— START Extracted information —

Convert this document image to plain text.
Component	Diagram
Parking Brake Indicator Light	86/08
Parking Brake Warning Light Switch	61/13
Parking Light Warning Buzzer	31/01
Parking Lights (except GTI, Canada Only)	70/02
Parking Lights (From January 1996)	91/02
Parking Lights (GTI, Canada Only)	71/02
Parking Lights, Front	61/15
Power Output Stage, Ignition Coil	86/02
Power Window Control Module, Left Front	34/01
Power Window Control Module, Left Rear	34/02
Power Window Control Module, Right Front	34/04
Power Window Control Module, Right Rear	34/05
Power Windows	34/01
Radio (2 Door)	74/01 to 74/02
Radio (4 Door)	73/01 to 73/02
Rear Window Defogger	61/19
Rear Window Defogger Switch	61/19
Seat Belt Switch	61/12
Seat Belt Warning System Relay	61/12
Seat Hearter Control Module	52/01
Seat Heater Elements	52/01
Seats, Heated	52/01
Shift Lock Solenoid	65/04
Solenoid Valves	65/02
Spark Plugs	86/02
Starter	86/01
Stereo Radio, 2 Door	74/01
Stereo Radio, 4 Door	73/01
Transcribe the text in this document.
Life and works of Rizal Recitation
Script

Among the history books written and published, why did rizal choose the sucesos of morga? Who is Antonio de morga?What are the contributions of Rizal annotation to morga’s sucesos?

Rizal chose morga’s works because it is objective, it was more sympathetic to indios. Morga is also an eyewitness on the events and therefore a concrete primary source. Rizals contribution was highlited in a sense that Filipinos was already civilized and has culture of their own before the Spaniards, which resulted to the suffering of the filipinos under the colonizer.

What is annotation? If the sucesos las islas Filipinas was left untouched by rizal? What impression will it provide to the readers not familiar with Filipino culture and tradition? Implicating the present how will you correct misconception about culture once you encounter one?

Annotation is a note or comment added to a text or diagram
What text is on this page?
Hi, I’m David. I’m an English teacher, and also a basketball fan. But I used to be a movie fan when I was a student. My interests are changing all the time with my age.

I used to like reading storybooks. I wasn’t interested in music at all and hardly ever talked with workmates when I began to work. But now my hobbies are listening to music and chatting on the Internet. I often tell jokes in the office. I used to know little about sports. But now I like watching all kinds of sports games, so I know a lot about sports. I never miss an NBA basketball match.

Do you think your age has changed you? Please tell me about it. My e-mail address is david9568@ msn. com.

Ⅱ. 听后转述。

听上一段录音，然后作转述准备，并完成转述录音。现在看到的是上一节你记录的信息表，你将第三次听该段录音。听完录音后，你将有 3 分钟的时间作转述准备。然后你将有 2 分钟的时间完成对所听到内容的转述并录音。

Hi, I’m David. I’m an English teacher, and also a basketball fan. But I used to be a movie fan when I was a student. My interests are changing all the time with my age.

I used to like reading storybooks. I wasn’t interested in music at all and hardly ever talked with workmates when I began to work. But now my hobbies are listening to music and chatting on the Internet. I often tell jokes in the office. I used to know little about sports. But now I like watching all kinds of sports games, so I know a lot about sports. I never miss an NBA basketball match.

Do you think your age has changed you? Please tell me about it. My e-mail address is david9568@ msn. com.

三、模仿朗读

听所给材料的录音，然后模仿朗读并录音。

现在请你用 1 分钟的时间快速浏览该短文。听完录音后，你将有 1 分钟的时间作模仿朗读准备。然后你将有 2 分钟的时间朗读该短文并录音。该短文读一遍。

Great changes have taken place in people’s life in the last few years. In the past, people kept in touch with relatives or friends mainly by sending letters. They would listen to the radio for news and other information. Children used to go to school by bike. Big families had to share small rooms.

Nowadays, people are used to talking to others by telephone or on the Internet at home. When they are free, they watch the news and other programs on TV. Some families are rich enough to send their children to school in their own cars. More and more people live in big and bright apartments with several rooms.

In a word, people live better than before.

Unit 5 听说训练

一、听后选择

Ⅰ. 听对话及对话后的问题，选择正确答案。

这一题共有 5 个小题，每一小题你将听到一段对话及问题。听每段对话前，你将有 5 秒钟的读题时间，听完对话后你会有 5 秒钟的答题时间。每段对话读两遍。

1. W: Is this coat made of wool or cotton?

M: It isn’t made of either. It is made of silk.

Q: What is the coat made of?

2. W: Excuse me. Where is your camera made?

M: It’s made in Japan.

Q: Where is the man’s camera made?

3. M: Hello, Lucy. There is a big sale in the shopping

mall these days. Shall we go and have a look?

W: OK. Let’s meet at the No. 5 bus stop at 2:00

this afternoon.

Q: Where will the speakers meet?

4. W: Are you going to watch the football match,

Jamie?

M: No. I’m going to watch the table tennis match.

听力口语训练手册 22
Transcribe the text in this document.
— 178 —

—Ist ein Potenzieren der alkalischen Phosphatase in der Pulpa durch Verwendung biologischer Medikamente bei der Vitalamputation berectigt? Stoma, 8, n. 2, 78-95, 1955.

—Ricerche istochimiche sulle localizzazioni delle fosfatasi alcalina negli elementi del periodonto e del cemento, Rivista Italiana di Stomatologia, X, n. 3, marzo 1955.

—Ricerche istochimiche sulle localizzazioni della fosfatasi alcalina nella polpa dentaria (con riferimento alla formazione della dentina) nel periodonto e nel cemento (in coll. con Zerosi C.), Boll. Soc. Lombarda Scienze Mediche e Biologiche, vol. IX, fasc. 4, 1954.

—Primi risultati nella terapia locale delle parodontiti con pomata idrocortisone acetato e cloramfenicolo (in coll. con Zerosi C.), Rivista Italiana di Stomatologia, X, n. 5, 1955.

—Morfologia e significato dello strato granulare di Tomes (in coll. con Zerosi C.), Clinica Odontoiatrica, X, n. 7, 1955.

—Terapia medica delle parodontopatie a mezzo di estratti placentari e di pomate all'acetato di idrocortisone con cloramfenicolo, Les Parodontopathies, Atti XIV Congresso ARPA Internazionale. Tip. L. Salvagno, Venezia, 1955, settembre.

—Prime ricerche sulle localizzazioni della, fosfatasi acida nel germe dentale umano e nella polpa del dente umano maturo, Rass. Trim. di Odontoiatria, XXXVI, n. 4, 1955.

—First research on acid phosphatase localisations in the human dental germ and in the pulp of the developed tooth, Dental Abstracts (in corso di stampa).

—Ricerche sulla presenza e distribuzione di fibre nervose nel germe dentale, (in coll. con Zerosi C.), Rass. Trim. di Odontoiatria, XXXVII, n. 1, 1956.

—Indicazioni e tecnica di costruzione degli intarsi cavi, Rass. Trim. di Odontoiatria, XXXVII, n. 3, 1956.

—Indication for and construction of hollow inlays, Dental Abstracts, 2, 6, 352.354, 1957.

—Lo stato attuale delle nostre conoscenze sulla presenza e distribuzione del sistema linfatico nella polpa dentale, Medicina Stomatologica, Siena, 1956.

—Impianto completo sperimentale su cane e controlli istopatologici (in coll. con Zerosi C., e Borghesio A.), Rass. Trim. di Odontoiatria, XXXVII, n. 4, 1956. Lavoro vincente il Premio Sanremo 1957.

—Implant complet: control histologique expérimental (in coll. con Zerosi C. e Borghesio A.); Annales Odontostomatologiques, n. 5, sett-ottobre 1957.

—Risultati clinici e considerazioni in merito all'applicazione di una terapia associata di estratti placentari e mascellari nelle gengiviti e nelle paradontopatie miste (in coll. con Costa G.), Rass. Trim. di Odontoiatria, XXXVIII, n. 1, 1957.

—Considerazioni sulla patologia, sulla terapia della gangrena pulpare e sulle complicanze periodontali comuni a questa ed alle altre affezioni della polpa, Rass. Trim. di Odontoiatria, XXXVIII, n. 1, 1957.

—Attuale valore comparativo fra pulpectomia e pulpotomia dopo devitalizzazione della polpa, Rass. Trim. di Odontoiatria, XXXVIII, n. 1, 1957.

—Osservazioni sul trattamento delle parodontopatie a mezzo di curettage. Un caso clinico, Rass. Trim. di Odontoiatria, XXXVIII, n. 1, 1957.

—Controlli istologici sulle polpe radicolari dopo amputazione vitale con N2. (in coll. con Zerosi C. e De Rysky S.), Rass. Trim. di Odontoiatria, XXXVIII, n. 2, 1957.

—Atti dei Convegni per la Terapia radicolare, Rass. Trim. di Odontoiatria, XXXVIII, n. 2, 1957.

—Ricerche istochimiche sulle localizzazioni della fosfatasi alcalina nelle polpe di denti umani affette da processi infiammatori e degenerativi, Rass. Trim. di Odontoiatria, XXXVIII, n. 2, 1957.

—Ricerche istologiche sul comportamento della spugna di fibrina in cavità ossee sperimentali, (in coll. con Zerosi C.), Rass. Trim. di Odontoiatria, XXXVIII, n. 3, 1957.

— END Extracted information —

Each line that has the word "Stereo" should be copied.

Stereo Radio, 2 Door	74/01
Stereo Radio, 4 Door	73/01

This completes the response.